## AIM OF THE TASK
Look at the entries below and reproduce them exactly.

## RECORD SET
####################

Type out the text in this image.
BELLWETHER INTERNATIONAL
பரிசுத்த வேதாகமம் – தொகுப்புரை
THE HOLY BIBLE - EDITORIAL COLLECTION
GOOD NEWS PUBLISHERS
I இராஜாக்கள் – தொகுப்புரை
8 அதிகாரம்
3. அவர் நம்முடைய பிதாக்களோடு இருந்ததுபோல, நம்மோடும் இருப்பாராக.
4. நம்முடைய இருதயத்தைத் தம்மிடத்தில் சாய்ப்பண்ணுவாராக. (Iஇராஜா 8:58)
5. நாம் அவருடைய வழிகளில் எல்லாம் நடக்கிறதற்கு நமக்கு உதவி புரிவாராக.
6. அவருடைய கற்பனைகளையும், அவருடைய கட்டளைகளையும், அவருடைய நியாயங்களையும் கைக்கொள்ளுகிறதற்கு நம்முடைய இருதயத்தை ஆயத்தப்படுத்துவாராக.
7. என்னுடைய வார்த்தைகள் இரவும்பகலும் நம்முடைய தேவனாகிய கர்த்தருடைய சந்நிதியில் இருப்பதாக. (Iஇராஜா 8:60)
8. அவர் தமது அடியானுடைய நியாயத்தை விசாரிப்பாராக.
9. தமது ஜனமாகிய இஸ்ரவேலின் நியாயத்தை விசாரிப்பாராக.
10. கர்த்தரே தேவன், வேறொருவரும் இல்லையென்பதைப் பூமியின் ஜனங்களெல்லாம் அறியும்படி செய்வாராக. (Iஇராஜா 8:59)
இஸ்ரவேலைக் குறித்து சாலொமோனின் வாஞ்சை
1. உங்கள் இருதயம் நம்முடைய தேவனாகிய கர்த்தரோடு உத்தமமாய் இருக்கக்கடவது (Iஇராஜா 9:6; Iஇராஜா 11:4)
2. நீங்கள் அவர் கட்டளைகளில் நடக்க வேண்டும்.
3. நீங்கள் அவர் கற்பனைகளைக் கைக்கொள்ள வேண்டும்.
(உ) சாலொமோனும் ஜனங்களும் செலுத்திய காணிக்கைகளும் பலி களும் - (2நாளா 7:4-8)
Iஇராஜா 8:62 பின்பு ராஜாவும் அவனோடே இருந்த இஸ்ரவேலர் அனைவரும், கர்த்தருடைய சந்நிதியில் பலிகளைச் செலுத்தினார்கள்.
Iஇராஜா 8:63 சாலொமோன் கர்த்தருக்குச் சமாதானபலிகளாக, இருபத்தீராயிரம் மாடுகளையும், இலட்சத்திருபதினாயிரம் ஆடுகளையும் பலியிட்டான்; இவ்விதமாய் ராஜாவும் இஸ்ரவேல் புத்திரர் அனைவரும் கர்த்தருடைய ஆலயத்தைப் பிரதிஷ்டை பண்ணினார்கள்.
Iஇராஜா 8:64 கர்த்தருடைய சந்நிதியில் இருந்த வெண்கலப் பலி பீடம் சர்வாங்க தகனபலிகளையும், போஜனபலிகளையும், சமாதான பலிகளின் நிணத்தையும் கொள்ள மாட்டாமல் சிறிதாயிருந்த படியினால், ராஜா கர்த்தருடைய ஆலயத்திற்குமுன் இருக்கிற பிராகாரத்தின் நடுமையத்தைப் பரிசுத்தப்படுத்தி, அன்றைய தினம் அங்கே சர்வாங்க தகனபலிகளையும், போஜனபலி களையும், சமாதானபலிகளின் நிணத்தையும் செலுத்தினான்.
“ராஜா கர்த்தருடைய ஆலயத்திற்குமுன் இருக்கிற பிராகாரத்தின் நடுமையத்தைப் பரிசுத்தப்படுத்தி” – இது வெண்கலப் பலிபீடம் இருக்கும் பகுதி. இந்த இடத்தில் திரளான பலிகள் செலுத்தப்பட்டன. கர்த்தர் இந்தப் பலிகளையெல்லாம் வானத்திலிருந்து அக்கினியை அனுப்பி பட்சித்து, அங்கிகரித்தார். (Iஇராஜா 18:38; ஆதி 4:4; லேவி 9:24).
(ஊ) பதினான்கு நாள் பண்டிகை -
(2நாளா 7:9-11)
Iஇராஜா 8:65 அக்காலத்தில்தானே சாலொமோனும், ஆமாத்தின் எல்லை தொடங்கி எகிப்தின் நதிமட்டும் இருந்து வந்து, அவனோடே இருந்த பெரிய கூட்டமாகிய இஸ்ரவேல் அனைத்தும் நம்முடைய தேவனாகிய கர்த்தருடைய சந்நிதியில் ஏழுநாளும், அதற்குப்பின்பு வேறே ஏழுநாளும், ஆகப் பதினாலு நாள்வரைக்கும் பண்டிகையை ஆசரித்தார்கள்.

####################

## EXERCISE RESULT
Type out the text in this image.
BELLWETHER INTERNATIONAL
பரிசுத்த வேதாகமம் – தொகுப்புரை
THE HOLY BIBLE - EDITORIAL COLLECTION
GOOD NEWS PUBLISHERS
I இராஜாக்கள் – தொகுப்புரை
8 அதிகாரம்
3. அவர் நம்முடைய பிதாக்களோடு இருந்ததுபோல, நம்மோடும் இருப்பாராக.
4. நம்முடைய இருதயத்தைத் தம்மிடத்தில் சாய்ப்பண்ணுவாராக. (Iஇராஜா 8:58)
5. நாம் அவருடைய வழிகளில் எல்லாம் நடக்கிறதற்கு நமக்கு உதவி புரிவாராக.
6. அவருடைய கற்பனைகளையும், அவருடைய கட்டளைகளையும், அவருடைய நியாயங்களையும் கைக்கொள்ளுகிறதற்கு நம்முடைய இருதயத்தை ஆயத்தப்படுத்துவாராக.
7. என்னுடைய வார்த்தைகள் இரவும்பகலும் நம்முடைய தேவனாகிய கர்த்தருடைய சந்நிதியில் இருப்பதாக. (Iஇராஜா 8:60)
8. அவர் தமது அடியானுடைய நியாயத்தை விசாரிப்பாராக.
9. தமது ஜனமாகிய இஸ்ரவேலின் நியாயத்தை விசாரிப்பாராக.
10. கர்த்தரே தேவன், வேறொருவரும் இல்லையென்பதைப் பூமியின் ஜனங்களெல்லாம் அறியும்படி செய்வாராக. (Iஇராஜா 8:59)
இஸ்ரவேலைக் குறித்து சாலொமோனின் வாஞ்சை
1. உங்கள் இருதயம் நம்முடைய தேவனாகிய கர்த்தரோடு உத்தமமாய் இருக்கக்கடவது (Iஇராஜா 9:6; Iஇராஜா 11:4)
2. நீங்கள் அவர் கட்டளைகளில் நடக்க வேண்டும்.
3. நீங்கள் அவர் கற்பனைகளைக் கைக்கொள்ள வேண்டும்.
(உ) சாலொமோனும் ஜனங்களும் செலுத்திய காணிக்கைகளும் பலி களும் - (2நாளா 7:4-8)
Iஇராஜா 8:62 பின்பு ராஜாவும் அவனோடே இருந்த இஸ்ரவேலர் அனைவரும், கர்த்தருடைய சந்நிதியில் பலிகளைச் செலுத்தினார்கள்.
Iஇராஜா 8:63 சாலொமோன் கர்த்தருக்குச் சமாதானபலிகளாக, இருபத்தீராயிரம் மாடுகளையும், இலட்சத்திருபதினாயிரம் ஆடுகளையும் பலியிட்டான்; இவ்விதமாய் ராஜாவும் இஸ்ரவேல் புத்திரர் அனைவரும் கர்த்தருடைய ஆலயத்தைப் பிரதிஷ்டை பண்ணினார்கள்.
Iஇராஜா 8:64 கர்த்தருடைய சந்நிதியில் இருந்த வெண்கலப் பலி பீடம் சர்வாங்க தகனபலிகளையும், போஜனபலிகளையும், சமாதான பலிகளின் நிணத்தையும் கொள்ள மாட்டாமல் சிறிதாயிருந்த படியினால், ராஜா கர்த்தருடைய ஆலயத்திற்குமுன் இருக்கிற பிராகாரத்தின் நடுமையத்தைப் பரிசுத்தப்படுத்தி, அன்றைய தினம் அங்கே சர்வாங்க தகனபலிகளையும், போஜனபலி களையும், சமாதானபலிகளின் நிணத்தையும் செலுத்தினான்.
“ராஜா கர்த்தருடைய ஆலயத்திற்குமுன் இருக்கிற பிராகாரத்தின் நடுமையத்தைப் பரிசுத்தப்படுத்தி” – இது வெண்கலப் பலிபீடம் இருக்கும் பகுதி. இந்த இடத்தில் திரளான பலிகள் செலுத்தப்பட்டன. கர்த்தர் இந்தப் பலிகளையெல்லாம் வானத்திலிருந்து அக்கினியை அனுப்பி பட்சித்து, அங்கிகரித்தார். (Iஇராஜா 18:38; ஆதி 4:4; லேவி 9:24).
(ஊ) பதினான்கு நாள் பண்டிகை -
(2நாளா 7:9-11)
Iஇராஜா 8:65 அக்காலத்தில்தானே சாலொமோனும், ஆமாத்தின் எல்லை தொடங்கி எகிப்தின் நதிமட்டும் இருந்து வந்து, அவனோடே இருந்த பெரிய கூட்டமாகிய இஸ்ரவேல் அனைத்தும் நம்முடைய தேவனாகிய கர்த்தருடைய சந்நிதியில் ஏழுநாளும், அதற்குப்பின்பு வேறே ஏழுநாளும், ஆகப் பதினாலு நாள்வரைக்கும் பண்டிகையை ஆசரித்தார்கள்.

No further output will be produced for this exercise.